--- start Input material ---

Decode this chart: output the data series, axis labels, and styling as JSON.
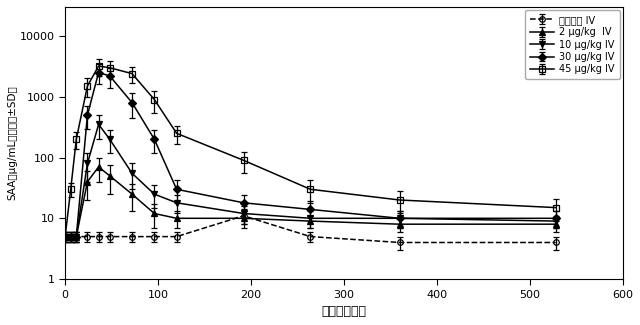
{
  "title": "",
  "xlabel": "時間（時間）",
  "ylabel": "SAA（μg/mL）（平均±SD）",
  "xlim": [
    0,
    600
  ],
  "ylim": [
    1,
    30000
  ],
  "xticks": [
    0,
    100,
    200,
    300,
    400,
    500,
    600
  ],
  "yticks": [
    1,
    10,
    100,
    1000,
    10000
  ],
  "series": {
    "placebo": {
      "label": "プラセボ IV",
      "linestyle": "--",
      "marker": "o",
      "markersize": 4,
      "color": "#000000",
      "fillstyle": "none",
      "x": [
        0,
        6,
        12,
        24,
        36,
        48,
        72,
        96,
        120,
        192,
        264,
        360,
        528
      ],
      "y": [
        5,
        5,
        5,
        5,
        5,
        5,
        5,
        5,
        5,
        11,
        5,
        4,
        4
      ],
      "yerr": [
        1,
        1,
        1,
        1,
        1,
        1,
        1,
        1,
        1,
        3,
        1,
        1,
        1
      ]
    },
    "dose2": {
      "label": "2 μg/kg  IV",
      "linestyle": "-",
      "marker": "^",
      "markersize": 5,
      "color": "#000000",
      "fillstyle": "full",
      "x": [
        0,
        6,
        12,
        24,
        36,
        48,
        72,
        96,
        120,
        192,
        264,
        360,
        528
      ],
      "y": [
        5,
        5,
        5,
        40,
        70,
        50,
        25,
        12,
        10,
        10,
        9,
        8,
        8
      ],
      "yerr": [
        1,
        1,
        1,
        20,
        30,
        25,
        12,
        5,
        3,
        3,
        2,
        2,
        2
      ]
    },
    "dose10": {
      "label": "10 μg/kg IV",
      "linestyle": "-",
      "marker": "v",
      "markersize": 5,
      "color": "#000000",
      "fillstyle": "full",
      "x": [
        0,
        6,
        12,
        24,
        36,
        48,
        72,
        96,
        120,
        192,
        264,
        360,
        528
      ],
      "y": [
        5,
        5,
        5,
        80,
        350,
        200,
        55,
        25,
        18,
        12,
        10,
        10,
        9
      ],
      "yerr": [
        1,
        1,
        1,
        40,
        150,
        80,
        25,
        10,
        6,
        4,
        3,
        3,
        2
      ]
    },
    "dose30": {
      "label": "30 μg/kg IV",
      "linestyle": "-",
      "marker": "D",
      "markersize": 4,
      "color": "#000000",
      "fillstyle": "full",
      "x": [
        0,
        6,
        12,
        24,
        36,
        48,
        72,
        96,
        120,
        192,
        264,
        360,
        528
      ],
      "y": [
        5,
        5,
        5,
        500,
        2500,
        2200,
        800,
        200,
        30,
        18,
        14,
        10,
        10
      ],
      "yerr": [
        1,
        1,
        1,
        200,
        900,
        800,
        350,
        80,
        12,
        6,
        5,
        3,
        3
      ]
    },
    "dose45": {
      "label": "45 μg/kg IV",
      "linestyle": "-",
      "marker": "s",
      "markersize": 4,
      "color": "#000000",
      "fillstyle": "none",
      "x": [
        0,
        6,
        12,
        24,
        36,
        48,
        72,
        96,
        120,
        192,
        264,
        360,
        528
      ],
      "y": [
        5,
        30,
        200,
        1500,
        3200,
        3000,
        2400,
        900,
        250,
        90,
        30,
        20,
        15
      ],
      "yerr": [
        1,
        8,
        60,
        500,
        1000,
        900,
        700,
        350,
        80,
        35,
        12,
        8,
        6
      ]
    }
  },
  "background_color": "#ffffff",
  "plot_bg_color": "#ffffff"
}
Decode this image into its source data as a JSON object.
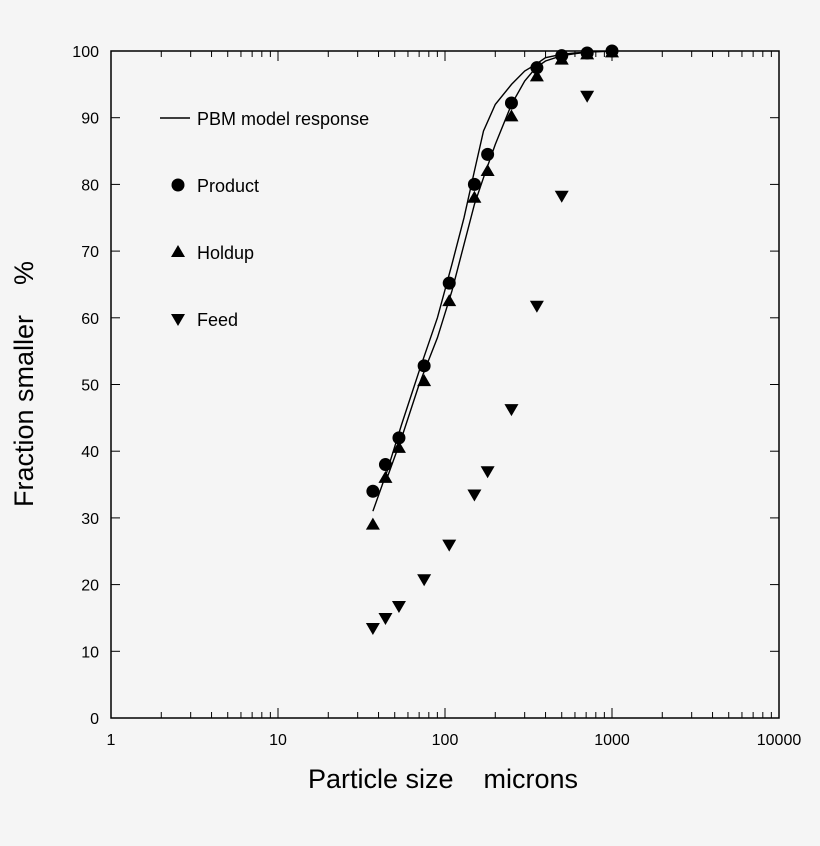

--- end Input material ---

● Written exercise:
Exactly how many lines of the material contain the word "Decode"? Write the number alone.

● Exercise result:
2